• **What you will do**
Every record that follows should be printed verbatim.

****************************************

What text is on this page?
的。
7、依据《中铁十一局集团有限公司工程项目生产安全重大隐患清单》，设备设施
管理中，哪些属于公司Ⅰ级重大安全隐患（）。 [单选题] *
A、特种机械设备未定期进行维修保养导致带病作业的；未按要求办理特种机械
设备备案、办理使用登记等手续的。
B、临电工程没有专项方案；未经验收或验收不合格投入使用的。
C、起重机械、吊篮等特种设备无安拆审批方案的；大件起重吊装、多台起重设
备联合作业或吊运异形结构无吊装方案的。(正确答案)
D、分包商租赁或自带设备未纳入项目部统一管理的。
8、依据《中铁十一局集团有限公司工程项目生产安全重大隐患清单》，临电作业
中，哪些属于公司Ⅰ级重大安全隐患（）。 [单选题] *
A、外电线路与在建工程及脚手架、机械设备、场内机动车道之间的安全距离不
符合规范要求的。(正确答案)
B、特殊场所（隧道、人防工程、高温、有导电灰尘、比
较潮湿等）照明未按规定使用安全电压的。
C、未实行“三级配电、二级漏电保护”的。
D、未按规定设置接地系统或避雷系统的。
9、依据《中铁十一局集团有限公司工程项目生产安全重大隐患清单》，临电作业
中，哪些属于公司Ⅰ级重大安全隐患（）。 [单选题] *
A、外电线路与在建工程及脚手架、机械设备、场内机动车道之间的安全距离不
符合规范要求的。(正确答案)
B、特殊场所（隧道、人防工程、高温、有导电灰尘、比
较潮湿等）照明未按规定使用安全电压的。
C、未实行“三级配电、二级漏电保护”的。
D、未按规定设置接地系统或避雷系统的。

****************************************

• **Task result**
What text is on this page?
的。
7、依据《中铁十一局集团有限公司工程项目生产安全重大隐患清单》，设备设施
管理中，哪些属于公司Ⅰ级重大安全隐患（）。 [单选题] *
A、特种机械设备未定期进行维修保养导致带病作业的；未按要求办理特种机械
设备备案、办理使用登记等手续的。
B、临电工程没有专项方案；未经验收或验收不合格投入使用的。
C、起重机械、吊篮等特种设备无安拆审批方案的；大件起重吊装、多台起重设
备联合作业或吊运异形结构无吊装方案的。(正确答案)
D、分包商租赁或自带设备未纳入项目部统一管理的。
8、依据《中铁十一局集团有限公司工程项目生产安全重大隐患清单》，临电作业
中，哪些属于公司Ⅰ级重大安全隐患（）。 [单选题] *
A、外电线路与在建工程及脚手架、机械设备、场内机动车道之间的安全距离不
符合规范要求的。(正确答案)
B、特殊场所（隧道、人防工程、高温、有导电灰尘、比
较潮湿等）照明未按规定使用安全电压的。
C、未实行“三级配电、二级漏电保护”的。
D、未按规定设置接地系统或避雷系统的。
9、依据《中铁十一局集团有限公司工程项目生产安全重大隐患清单》，临电作业
中，哪些属于公司Ⅰ级重大安全隐患（）。 [单选题] *
A、外电线路与在建工程及脚手架、机械设备、场内机动车道之间的安全距离不
符合规范要求的。(正确答案)
B、特殊场所（隧道、人防工程、高温、有导电灰尘、比
较潮湿等）照明未按规定使用安全电压的。
C、未实行“三级配电、二级漏电保护”的。
D、未按规定设置接地系统或避雷系统的。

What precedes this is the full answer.